#### Reading passage:
• • • •
P2P process improvement is associated with establishing controls on the front end of
this process tom minimize the need to monitor the back end and drive efficiencies,
which free resources to work on strategic initiatives.

7. Supplier relationship management
Is the end-to-end process of managing a supplier through the entire sourcing life
cycle, which includes first identifying abilities of a particular company with regard to

, performing a service for the internal customer, completing a sourcing event,
negotiating a contract, executing an order, and determining payment. It includes:
- Day to day transactions.
- Identification and mitigation of operational risk and deliverables.
- Business continuity planning.
- Understanding the suppliers’ business challenges.
- Identification of opportunities to improve value and reduce cost.
- Establishing scorecard metrics for improvement and reviewing progress
towards these objectives.
- Contracts T’s and C’s.
- Leveraging the flow of information between key internal process owners and
the supplier to create value.


8. Establish a supply management strategy
Is an overarching plan for designing the organization, assigning resources, and
aligning these resources against the demands placed on the supply chain by the
business. They are reviewed at the highest level of the organization, and drive a
work plan that establishes how different businesses must work together to meet the
organizational needs through stable and robust processes. It includes:
- A repeatable and well-defined process for building strategy and governance
around defining, planning, managing, and receiving products and services for
a business.
• • • •
Raw entries
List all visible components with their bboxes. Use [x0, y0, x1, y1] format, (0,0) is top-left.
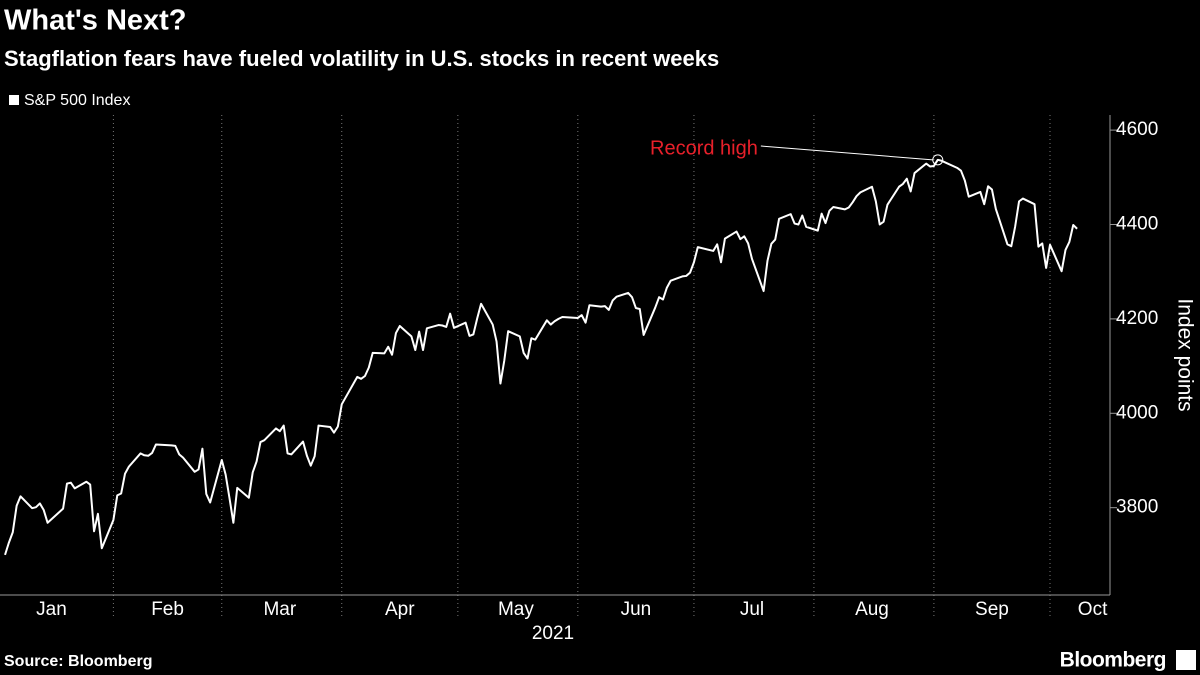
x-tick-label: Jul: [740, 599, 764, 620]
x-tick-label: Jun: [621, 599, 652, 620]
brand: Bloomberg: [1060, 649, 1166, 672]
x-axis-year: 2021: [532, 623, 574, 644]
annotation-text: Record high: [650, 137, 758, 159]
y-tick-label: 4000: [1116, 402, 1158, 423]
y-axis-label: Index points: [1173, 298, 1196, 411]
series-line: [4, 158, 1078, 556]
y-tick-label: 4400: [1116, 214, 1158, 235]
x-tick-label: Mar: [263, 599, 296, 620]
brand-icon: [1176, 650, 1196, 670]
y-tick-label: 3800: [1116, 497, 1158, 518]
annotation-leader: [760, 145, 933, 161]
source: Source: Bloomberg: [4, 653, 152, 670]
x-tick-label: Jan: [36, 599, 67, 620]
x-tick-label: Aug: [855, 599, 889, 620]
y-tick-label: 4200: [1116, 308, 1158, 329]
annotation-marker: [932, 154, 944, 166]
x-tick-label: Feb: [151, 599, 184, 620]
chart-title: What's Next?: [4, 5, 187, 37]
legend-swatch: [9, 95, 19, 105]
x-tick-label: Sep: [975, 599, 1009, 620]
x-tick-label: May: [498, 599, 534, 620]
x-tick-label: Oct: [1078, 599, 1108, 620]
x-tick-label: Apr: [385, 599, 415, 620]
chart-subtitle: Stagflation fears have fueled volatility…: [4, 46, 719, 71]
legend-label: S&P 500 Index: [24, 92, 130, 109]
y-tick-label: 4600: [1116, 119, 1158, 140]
• • • •
#### Your tasks:
**1.** Can you render the entries from the line containing "x-tick-label: Jul: [740, 599, 764, 620]" up to and including the line containing "brand-icon: [1176, 650, 1196, 670]" as a JSON list of strings, one string per line, with blank lines left out?
**2.** How would the supply management passage go on? Continue it from where it stops.

#### Task-by-task outputs:
**1.**
[
  "x-tick-label: Jul: [740, 599, 764, 620]",
  "x-tick-label: Jun: [621, 599, 652, 620]",
  "brand: Bloomberg: [1060, 649, 1166, 672]",
  "x-axis-year: 2021: [532, 623, 574, 644]",
  "annotation-text: Record high: [650, 137, 758, 159]",
  "y-tick-label: 4000: [1116, 402, 1158, 423]",
  "y-axis-label: Index points: [1173, 298, 1196, 411]",
  "series-line: [4, 158, 1078, 556]",
  "y-tick-label: 4400: [1116, 214, 1158, 235]",
  "x-tick-label: Mar: [263, 599, 296, 620]",
  "brand-icon: [1176, 650, 1196, 670]"
]

**2.**
- Clear alignment with executive vision and internal user-specific business
goals.
- A process based on well-developed supplier market intelligence and input
from executives and internal customers.
- Established goals and metrics for short-term project plans, as well as a
definite five-year plan.
- Established communication plan to inform senior management and all lines of
business updated and reviewed quarterly against defined goals and
objectives.

Chapter 3
Introduction
Purchasing policies should be reviewed and updated when required from time to
time, because the company’s environment is changing, which creates a need to
keep up with these changes and provide guidelines and directions to employees
regarding how these changes will impact their ways of working. Policies provide the
basis for action on the part of sourcing professionals, as well as a set of guidelines
for the appropriate way to deal with new situations. Policies provide guidance and
operating constraints on personal behavior.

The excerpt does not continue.